===== Material supplied
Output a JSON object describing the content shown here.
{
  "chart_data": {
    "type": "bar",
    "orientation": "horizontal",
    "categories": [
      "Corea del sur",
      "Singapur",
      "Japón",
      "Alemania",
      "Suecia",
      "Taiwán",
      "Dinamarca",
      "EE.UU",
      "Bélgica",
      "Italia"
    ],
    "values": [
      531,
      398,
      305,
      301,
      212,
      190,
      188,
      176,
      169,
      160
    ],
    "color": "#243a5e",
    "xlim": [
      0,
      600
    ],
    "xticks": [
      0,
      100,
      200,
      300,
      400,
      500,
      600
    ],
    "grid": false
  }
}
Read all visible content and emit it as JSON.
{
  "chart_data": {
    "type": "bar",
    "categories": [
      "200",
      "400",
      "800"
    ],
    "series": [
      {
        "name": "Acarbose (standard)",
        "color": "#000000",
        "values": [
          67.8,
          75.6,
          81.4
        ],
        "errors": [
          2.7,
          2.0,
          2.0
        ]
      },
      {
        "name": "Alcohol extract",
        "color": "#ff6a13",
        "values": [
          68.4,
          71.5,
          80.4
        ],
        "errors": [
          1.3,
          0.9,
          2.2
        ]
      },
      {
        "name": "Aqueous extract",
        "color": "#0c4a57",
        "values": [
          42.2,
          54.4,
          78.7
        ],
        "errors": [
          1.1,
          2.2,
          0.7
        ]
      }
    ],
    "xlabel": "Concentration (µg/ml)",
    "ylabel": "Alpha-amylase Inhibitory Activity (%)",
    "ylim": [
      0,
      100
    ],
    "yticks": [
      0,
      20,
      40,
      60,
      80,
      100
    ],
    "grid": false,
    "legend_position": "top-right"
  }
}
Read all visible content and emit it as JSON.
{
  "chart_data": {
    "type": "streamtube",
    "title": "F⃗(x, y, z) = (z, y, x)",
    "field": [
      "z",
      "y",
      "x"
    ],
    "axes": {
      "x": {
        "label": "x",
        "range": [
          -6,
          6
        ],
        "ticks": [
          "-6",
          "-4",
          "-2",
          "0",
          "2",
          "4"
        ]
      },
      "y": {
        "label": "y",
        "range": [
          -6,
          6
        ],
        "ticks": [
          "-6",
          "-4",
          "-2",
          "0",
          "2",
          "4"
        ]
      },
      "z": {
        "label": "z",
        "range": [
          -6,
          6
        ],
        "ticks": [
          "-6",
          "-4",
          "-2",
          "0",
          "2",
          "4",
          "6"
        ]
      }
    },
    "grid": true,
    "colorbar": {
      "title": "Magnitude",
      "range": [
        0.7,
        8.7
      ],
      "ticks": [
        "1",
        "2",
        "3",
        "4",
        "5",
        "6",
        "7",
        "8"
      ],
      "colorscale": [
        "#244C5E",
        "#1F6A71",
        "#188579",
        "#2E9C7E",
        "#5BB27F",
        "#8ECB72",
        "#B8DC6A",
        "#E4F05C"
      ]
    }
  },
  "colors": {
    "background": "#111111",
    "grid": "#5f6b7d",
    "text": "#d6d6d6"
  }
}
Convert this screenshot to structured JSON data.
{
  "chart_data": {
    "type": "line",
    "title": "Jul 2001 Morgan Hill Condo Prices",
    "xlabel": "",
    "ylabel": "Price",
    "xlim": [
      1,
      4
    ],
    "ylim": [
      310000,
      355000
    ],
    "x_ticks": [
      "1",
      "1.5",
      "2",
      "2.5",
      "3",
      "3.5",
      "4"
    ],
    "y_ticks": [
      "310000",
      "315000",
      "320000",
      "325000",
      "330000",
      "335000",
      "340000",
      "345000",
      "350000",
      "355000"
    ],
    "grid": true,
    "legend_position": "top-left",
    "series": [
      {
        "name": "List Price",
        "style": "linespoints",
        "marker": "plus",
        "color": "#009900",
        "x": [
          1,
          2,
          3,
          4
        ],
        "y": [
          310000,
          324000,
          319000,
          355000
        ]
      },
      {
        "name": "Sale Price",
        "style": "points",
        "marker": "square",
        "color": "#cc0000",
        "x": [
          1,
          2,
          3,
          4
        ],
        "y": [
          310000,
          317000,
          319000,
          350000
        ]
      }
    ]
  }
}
==========
Problem to solve: Word for word, extract all the records.

Result of this exercise:
Output a JSON object describing the content shown here.
{
  "chart_data": {
    "type": "bar",
    "orientation": "horizontal",
    "categories": [
      "Corea del sur",
      "Singapur",
      "Japón",
      "Alemania",
      "Suecia",
      "Taiwán",
      "Dinamarca",
      "EE.UU",
      "Bélgica",
      "Italia"
    ],
    "values": [
      531,
      398,
      305,
      301,
      212,
      190,
      188,
      176,
      169,
      160
    ],
    "color": "#243a5e",
    "xlim": [
      0,
      600
    ],
    "xticks": [
      0,
      100,
      200,
      300,
      400,
      500,
      600
    ],
    "grid": false
  }
}
Read all visible content and emit it as JSON.
{
  "chart_data": {
    "type": "bar",
    "categories": [
      "200",
      "400",
      "800"
    ],
    "series": [
      {
        "name": "Acarbose (standard)",
        "color": "#000000",
        "values": [
          67.8,
          75.6,
          81.4
        ],
        "errors": [
          2.7,
          2.0,
          2.0
        ]
      },
      {
        "name": "Alcohol extract",
        "color": "#ff6a13",
        "values": [
          68.4,
          71.5,
          80.4
        ],
        "errors": [
          1.3,
          0.9,
          2.2
        ]
      },
      {
        "name": "Aqueous extract",
        "color": "#0c4a57",
        "values": [
          42.2,
          54.4,
          78.7
        ],
        "errors": [
          1.1,
          2.2,
          0.7
        ]
      }
    ],
    "xlabel": "Concentration (µg/ml)",
    "ylabel": "Alpha-amylase Inhibitory Activity (%)",
    "ylim": [
      0,
      100
    ],
    "yticks": [
      0,
      20,
      40,
      60,
      80,
      100
    ],
    "grid": false,
    "legend_position": "top-right"
  }
}
Read all visible content and emit it as JSON.
{
  "chart_data": {
    "type": "streamtube",
    "title": "F⃗(x, y, z) = (z, y, x)",
    "field": [
      "z",
      "y",
      "x"
    ],
    "axes": {
      "x": {
        "label": "x",
        "range": [
          -6,
          6
        ],
        "ticks": [
          "-6",
          "-4",
          "-2",
          "0",
          "2",
          "4"
        ]
      },
      "y": {
        "label": "y",
        "range": [
          -6,
          6
        ],
        "ticks": [
          "-6",
          "-4",
          "-2",
          "0",
          "2",
          "4"
        ]
      },
      "z": {
        "label": "z",
        "range": [
          -6,
          6
        ],
        "ticks": [
          "-6",
          "-4",
          "-2",
          "0",
          "2",
          "4",
          "6"
        ]
      }
    },
    "grid": true,
    "colorbar": {
      "title": "Magnitude",
      "range": [
        0.7,
        8.7
      ],
      "ticks": [
        "1",
        "2",
        "3",
        "4",
        "5",
        "6",
        "7",
        "8"
      ],
      "colorscale": [
        "#244C5E",
        "#1F6A71",
        "#188579",
        "#2E9C7E",
        "#5BB27F",
        "#8ECB72",
        "#B8DC6A",
        "#E4F05C"
      ]
    }
  },
  "colors": {
    "background": "#111111",
    "grid": "#5f6b7d",
    "text": "#d6d6d6"
  }
}
Convert this screenshot to structured JSON data.
{
  "chart_data": {
    "type": "line",
    "title": "Jul 2001 Morgan Hill Condo Prices",
    "xlabel": "",
    "ylabel": "Price",
    "xlim": [
      1,
      4
    ],
    "ylim": [
      310000,
      355000
    ],
    "x_ticks": [
      "1",
      "1.5",
      "2",
      "2.5",
      "3",
      "3.5",
      "4"
    ],
    "y_ticks": [
      "310000",
      "315000",
      "320000",
      "325000",
      "330000",
      "335000",
      "340000",
      "345000",
      "350000",
      "355000"
    ],
    "grid": true,
    "legend_position": "top-left",
    "series": [
      {
        "name": "List Price",
        "style": "linespoints",
        "marker": "plus",
        "color": "#009900",
        "x": [
          1,
          2,
          3,
          4
        ],
        "y": [
          310000,
          324000,
          319000,
          355000
        ]
      },
      {
        "name": "Sale Price",
        "style": "points",
        "marker": "square",
        "color": "#cc0000",
        "x": [
          1,
          2,
          3,
          4
        ],
        "y": [
          310000,
          317000,
          319000,
          350000
        ]
      }
    ]
  }
}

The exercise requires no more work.